*Job:* Gather all lines in the entries that include the word "object".

*Records provided:*

'''

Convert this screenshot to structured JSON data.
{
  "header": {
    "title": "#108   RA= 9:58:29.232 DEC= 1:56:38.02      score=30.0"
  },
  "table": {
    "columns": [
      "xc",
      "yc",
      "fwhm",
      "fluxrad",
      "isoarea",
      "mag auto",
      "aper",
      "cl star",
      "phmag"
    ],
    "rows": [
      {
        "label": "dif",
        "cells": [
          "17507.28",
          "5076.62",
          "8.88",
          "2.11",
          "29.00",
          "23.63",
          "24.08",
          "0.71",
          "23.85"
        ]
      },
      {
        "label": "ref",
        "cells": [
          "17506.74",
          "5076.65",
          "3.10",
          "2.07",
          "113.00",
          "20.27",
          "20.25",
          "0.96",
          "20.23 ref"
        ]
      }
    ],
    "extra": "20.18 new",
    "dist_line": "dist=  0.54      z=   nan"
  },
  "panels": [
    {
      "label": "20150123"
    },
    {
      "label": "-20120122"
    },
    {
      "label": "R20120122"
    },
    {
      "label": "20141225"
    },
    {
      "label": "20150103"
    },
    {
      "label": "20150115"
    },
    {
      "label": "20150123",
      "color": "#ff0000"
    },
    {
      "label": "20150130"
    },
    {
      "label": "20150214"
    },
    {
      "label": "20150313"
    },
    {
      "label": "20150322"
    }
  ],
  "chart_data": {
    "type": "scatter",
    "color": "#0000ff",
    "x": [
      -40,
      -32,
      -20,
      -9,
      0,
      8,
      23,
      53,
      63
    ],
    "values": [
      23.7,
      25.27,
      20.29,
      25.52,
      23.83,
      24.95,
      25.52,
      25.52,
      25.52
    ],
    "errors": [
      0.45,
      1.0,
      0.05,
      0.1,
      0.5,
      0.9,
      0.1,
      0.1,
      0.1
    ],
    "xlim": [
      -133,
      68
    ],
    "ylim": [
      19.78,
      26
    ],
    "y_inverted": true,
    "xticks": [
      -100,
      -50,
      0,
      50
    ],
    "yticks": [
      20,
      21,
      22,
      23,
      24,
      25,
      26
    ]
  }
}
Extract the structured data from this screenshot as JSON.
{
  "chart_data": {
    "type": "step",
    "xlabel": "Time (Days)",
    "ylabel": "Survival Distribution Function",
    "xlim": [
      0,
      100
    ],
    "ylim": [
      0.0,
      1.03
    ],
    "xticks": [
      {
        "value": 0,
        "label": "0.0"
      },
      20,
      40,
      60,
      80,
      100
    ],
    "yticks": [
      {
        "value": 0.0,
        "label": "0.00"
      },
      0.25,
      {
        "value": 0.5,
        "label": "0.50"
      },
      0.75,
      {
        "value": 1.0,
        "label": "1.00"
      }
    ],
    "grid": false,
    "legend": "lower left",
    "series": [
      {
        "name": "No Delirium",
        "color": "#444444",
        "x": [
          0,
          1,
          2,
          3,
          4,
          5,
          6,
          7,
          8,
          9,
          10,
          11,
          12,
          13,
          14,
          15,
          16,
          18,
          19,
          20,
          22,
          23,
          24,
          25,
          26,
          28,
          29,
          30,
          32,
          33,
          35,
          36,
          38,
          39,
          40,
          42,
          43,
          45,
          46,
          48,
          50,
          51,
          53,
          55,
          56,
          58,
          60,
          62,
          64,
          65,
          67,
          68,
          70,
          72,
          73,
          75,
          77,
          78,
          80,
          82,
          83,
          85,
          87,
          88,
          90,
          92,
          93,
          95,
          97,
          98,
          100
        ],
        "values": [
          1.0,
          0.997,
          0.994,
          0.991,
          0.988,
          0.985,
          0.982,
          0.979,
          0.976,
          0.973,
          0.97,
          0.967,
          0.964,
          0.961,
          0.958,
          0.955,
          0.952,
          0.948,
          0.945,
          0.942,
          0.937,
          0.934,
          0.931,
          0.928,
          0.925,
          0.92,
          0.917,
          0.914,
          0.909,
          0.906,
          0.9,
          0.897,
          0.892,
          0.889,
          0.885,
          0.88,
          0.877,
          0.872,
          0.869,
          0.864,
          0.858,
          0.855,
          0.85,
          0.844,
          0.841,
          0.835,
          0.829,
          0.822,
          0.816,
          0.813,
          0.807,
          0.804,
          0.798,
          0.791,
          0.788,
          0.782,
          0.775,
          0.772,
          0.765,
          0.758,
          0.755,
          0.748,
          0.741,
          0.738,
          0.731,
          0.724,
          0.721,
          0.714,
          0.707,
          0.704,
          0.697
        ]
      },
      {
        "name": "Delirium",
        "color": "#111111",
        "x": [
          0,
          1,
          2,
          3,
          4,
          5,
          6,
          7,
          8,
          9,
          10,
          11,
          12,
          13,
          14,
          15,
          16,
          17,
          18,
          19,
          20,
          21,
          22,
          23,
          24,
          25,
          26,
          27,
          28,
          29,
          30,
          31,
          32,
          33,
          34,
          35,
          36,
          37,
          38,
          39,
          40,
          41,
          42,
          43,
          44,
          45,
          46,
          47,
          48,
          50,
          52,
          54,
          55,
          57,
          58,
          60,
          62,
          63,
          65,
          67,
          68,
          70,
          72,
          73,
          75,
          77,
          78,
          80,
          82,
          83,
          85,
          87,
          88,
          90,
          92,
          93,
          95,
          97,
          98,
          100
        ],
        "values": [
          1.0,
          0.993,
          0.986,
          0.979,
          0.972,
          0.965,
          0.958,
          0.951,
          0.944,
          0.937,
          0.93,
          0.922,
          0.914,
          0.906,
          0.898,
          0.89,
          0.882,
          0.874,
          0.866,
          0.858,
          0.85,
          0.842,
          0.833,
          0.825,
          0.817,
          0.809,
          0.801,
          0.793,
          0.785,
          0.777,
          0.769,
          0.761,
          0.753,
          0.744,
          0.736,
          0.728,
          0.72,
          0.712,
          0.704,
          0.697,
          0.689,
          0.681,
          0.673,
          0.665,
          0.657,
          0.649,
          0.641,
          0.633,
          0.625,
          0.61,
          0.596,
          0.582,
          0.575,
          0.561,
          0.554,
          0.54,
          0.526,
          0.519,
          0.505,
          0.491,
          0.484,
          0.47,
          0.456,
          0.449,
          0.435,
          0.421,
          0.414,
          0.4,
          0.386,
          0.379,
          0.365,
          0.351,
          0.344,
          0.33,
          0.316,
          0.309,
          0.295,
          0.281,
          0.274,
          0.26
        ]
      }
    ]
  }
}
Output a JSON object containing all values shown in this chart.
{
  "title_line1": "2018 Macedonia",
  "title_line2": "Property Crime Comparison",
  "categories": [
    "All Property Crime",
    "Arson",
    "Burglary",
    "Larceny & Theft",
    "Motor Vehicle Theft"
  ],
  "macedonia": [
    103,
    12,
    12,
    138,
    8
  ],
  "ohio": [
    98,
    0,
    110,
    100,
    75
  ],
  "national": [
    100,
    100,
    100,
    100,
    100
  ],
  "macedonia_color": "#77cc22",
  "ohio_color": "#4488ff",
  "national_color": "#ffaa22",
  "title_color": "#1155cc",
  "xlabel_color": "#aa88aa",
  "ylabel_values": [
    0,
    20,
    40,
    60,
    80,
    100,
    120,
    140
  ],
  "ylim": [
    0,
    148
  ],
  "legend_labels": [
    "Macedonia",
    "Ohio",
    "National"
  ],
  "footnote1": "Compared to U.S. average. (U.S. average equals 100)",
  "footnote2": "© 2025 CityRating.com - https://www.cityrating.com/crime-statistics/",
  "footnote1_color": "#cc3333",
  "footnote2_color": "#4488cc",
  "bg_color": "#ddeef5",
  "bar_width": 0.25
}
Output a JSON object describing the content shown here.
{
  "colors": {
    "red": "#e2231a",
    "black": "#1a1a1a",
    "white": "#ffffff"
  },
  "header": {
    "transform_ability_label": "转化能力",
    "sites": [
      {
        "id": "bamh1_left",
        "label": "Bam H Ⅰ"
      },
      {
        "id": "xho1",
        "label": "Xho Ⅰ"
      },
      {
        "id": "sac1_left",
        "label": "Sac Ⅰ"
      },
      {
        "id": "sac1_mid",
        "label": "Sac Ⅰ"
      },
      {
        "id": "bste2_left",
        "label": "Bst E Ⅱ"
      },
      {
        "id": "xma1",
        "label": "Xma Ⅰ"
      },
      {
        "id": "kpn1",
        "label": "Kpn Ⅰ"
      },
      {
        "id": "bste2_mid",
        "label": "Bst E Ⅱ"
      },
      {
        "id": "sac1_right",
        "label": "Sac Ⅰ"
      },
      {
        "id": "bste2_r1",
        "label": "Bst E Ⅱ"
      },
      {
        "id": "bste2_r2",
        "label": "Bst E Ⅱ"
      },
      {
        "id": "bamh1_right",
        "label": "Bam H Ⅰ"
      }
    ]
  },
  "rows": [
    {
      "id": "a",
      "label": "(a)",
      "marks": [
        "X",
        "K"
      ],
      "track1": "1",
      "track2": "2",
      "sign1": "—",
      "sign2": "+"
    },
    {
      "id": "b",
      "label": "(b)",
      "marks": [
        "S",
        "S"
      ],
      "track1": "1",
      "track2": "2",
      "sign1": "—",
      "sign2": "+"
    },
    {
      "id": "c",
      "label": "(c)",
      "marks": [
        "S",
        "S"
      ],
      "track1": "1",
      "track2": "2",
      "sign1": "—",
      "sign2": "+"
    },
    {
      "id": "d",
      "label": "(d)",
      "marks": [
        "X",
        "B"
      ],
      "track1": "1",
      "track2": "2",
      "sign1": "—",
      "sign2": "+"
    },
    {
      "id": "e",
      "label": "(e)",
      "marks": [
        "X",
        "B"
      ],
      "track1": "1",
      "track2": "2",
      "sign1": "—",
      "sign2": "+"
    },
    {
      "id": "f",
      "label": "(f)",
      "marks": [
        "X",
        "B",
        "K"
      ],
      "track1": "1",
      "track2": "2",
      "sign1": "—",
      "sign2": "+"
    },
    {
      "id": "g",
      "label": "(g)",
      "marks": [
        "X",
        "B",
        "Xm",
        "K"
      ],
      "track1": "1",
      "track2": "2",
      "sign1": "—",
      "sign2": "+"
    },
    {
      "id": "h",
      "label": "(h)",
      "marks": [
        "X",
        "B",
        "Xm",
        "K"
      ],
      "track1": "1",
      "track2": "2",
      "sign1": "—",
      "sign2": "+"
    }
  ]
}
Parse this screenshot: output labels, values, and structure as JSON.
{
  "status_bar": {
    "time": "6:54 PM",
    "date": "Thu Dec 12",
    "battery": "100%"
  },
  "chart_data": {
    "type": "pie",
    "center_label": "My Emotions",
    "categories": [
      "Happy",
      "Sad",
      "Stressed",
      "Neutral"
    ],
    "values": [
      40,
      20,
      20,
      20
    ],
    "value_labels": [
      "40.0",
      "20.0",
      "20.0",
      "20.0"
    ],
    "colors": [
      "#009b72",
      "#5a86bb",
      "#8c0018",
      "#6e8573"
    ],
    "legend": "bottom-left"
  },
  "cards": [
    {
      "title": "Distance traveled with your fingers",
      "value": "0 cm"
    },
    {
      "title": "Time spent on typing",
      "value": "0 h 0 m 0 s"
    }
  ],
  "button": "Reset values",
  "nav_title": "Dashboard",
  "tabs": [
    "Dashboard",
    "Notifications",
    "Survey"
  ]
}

'''

*Solution:*
Output a JSON object containing all values shown in this chart.
Output a JSON object describing the content shown here.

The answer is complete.